GIVEN INSTRUCTION: Copy every line, leaving nothing out and adding nothing.

DATA ROWS:
++++
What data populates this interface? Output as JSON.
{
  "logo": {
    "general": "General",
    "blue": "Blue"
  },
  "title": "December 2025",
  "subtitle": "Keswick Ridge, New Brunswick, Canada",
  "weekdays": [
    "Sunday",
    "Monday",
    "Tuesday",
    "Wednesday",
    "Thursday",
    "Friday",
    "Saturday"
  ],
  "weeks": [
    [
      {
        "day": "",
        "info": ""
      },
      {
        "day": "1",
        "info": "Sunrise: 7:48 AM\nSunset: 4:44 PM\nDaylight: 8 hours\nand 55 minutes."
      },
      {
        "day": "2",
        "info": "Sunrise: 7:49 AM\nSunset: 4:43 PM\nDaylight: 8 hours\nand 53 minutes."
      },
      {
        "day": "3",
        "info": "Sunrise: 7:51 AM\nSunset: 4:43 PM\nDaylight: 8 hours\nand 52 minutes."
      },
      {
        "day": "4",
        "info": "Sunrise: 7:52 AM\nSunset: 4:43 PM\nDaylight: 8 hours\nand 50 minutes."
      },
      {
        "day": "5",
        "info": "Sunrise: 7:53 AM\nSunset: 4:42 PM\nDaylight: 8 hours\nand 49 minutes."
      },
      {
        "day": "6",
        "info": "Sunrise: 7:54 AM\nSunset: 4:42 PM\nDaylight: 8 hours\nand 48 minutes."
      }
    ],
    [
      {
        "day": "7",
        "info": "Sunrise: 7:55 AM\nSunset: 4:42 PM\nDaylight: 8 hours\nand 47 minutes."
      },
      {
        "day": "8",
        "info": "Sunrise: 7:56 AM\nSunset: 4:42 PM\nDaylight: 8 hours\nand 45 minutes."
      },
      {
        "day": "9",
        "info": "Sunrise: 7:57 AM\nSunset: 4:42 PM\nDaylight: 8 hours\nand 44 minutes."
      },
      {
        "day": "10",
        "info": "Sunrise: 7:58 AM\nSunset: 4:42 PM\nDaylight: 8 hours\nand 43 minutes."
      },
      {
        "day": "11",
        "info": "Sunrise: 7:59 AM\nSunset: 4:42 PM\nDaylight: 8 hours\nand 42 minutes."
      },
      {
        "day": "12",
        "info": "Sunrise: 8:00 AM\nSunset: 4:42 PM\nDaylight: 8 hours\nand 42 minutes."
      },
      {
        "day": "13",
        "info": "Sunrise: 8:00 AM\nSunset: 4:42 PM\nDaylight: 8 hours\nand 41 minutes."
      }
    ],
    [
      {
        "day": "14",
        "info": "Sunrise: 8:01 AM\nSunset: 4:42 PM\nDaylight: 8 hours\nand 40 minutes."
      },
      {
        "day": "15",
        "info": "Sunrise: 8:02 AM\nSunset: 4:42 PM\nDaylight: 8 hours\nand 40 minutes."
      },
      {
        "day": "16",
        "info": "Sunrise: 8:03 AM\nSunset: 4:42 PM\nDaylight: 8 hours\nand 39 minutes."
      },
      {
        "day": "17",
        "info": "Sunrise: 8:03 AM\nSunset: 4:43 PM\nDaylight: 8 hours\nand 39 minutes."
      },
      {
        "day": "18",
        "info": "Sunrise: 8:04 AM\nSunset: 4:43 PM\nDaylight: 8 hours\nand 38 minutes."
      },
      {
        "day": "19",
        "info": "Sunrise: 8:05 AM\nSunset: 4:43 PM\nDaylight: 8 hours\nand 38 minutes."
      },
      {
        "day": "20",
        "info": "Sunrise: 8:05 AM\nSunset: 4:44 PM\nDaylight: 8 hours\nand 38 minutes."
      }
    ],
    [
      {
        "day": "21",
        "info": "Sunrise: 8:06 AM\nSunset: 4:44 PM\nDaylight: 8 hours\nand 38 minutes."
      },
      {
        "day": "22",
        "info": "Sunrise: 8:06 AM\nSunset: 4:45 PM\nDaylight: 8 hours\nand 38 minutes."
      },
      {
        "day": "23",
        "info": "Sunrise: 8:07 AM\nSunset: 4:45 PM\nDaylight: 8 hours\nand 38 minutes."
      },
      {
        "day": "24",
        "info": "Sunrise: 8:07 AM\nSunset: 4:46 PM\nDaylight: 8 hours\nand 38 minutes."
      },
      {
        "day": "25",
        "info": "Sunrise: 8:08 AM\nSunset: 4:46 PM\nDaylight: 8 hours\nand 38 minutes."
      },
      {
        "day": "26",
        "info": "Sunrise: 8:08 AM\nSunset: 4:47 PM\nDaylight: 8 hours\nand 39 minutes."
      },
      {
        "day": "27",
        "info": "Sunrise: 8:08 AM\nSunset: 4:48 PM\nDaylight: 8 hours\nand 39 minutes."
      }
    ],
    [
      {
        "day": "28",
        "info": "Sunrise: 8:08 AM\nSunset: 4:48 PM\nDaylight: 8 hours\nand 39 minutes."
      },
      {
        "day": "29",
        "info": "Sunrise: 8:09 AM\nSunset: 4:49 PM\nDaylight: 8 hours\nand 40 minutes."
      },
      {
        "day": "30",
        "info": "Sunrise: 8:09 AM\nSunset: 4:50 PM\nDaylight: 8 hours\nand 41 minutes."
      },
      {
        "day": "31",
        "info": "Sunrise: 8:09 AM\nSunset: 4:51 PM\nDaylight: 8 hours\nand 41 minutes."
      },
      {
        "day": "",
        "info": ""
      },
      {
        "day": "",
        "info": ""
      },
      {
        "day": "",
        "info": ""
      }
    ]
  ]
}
++++
RESPONSE BELOW:
What data populates this interface? Output as JSON.
{
  "logo": {
    "general": "General",
    "blue": "Blue"
  },
  "title": "December 2025",
  "subtitle": "Keswick Ridge, New Brunswick, Canada",
  "weekdays": [
    "Sunday",
    "Monday",
    "Tuesday",
    "Wednesday",
    "Thursday",
    "Friday",
    "Saturday"
  ],
  "weeks": [
    [
      {
        "day": "",
        "info": ""
      },
      {
        "day": "1",
        "info": "Sunrise: 7:48 AM\nSunset: 4:44 PM\nDaylight: 8 hours\nand 55 minutes."
      },
      {
        "day": "2",
        "info": "Sunrise: 7:49 AM\nSunset: 4:43 PM\nDaylight: 8 hours\nand 53 minutes."
      },
      {
        "day": "3",
        "info": "Sunrise: 7:51 AM\nSunset: 4:43 PM\nDaylight: 8 hours\nand 52 minutes."
      },
      {
        "day": "4",
        "info": "Sunrise: 7:52 AM\nSunset: 4:43 PM\nDaylight: 8 hours\nand 50 minutes."
      },
      {
        "day": "5",
        "info": "Sunrise: 7:53 AM\nSunset: 4:42 PM\nDaylight: 8 hours\nand 49 minutes."
      },
      {
        "day": "6",
        "info": "Sunrise: 7:54 AM\nSunset: 4:42 PM\nDaylight: 8 hours\nand 48 minutes."
      }
    ],
    [
      {
        "day": "7",
        "info": "Sunrise: 7:55 AM\nSunset: 4:42 PM\nDaylight: 8 hours\nand 47 minutes."
      },
      {
        "day": "8",
        "info": "Sunrise: 7:56 AM\nSunset: 4:42 PM\nDaylight: 8 hours\nand 45 minutes."
      },
      {
        "day": "9",
        "info": "Sunrise: 7:57 AM\nSunset: 4:42 PM\nDaylight: 8 hours\nand 44 minutes."
      },
      {
        "day": "10",
        "info": "Sunrise: 7:58 AM\nSunset: 4:42 PM\nDaylight: 8 hours\nand 43 minutes."
      },
      {
        "day": "11",
        "info": "Sunrise: 7:59 AM\nSunset: 4:42 PM\nDaylight: 8 hours\nand 42 minutes."
      },
      {
        "day": "12",
        "info": "Sunrise: 8:00 AM\nSunset: 4:42 PM\nDaylight: 8 hours\nand 42 minutes."
      },
      {
        "day": "13",
        "info": "Sunrise: 8:00 AM\nSunset: 4:42 PM\nDaylight: 8 hours\nand 41 minutes."
      }
    ],
    [
      {
        "day": "14",
        "info": "Sunrise: 8:01 AM\nSunset: 4:42 PM\nDaylight: 8 hours\nand 40 minutes."
      },
      {
        "day": "15",
        "info": "Sunrise: 8:02 AM\nSunset: 4:42 PM\nDaylight: 8 hours\nand 40 minutes."
      },
      {
        "day": "16",
        "info": "Sunrise: 8:03 AM\nSunset: 4:42 PM\nDaylight: 8 hours\nand 39 minutes."
      },
      {
        "day": "17",
        "info": "Sunrise: 8:03 AM\nSunset: 4:43 PM\nDaylight: 8 hours\nand 39 minutes."
      },
      {
        "day": "18",
        "info": "Sunrise: 8:04 AM\nSunset: 4:43 PM\nDaylight: 8 hours\nand 38 minutes."
      },
      {
        "day": "19",
        "info": "Sunrise: 8:05 AM\nSunset: 4:43 PM\nDaylight: 8 hours\nand 38 minutes."
      },
      {
        "day": "20",
        "info": "Sunrise: 8:05 AM\nSunset: 4:44 PM\nDaylight: 8 hours\nand 38 minutes."
      }
    ],
    [
      {
        "day": "21",
        "info": "Sunrise: 8:06 AM\nSunset: 4:44 PM\nDaylight: 8 hours\nand 38 minutes."
      },
      {
        "day": "22",
        "info": "Sunrise: 8:06 AM\nSunset: 4:45 PM\nDaylight: 8 hours\nand 38 minutes."
      },
      {
        "day": "23",
        "info": "Sunrise: 8:07 AM\nSunset: 4:45 PM\nDaylight: 8 hours\nand 38 minutes."
      },
      {
        "day": "24",
        "info": "Sunrise: 8:07 AM\nSunset: 4:46 PM\nDaylight: 8 hours\nand 38 minutes."
      },
      {
        "day": "25",
        "info": "Sunrise: 8:08 AM\nSunset: 4:46 PM\nDaylight: 8 hours\nand 38 minutes."
      },
      {
        "day": "26",
        "info": "Sunrise: 8:08 AM\nSunset: 4:47 PM\nDaylight: 8 hours\nand 39 minutes."
      },
      {
        "day": "27",
        "info": "Sunrise: 8:08 AM\nSunset: 4:48 PM\nDaylight: 8 hours\nand 39 minutes."
      }
    ],
    [
      {
        "day": "28",
        "info": "Sunrise: 8:08 AM\nSunset: 4:48 PM\nDaylight: 8 hours\nand 39 minutes."
      },
      {
        "day": "29",
        "info": "Sunrise: 8:09 AM\nSunset: 4:49 PM\nDaylight: 8 hours\nand 40 minutes."
      },
      {
        "day": "30",
        "info": "Sunrise: 8:09 AM\nSunset: 4:50 PM\nDaylight: 8 hours\nand 41 minutes."
      },
      {
        "day": "31",
        "info": "Sunrise: 8:09 AM\nSunset: 4:51 PM\nDaylight: 8 hours\nand 41 minutes."
      },
      {
        "day": "",
        "info": ""
      },
      {
        "day": "",
        "info": ""
      },
      {
        "day": "",
        "info": ""
      }
    ]
  ]
}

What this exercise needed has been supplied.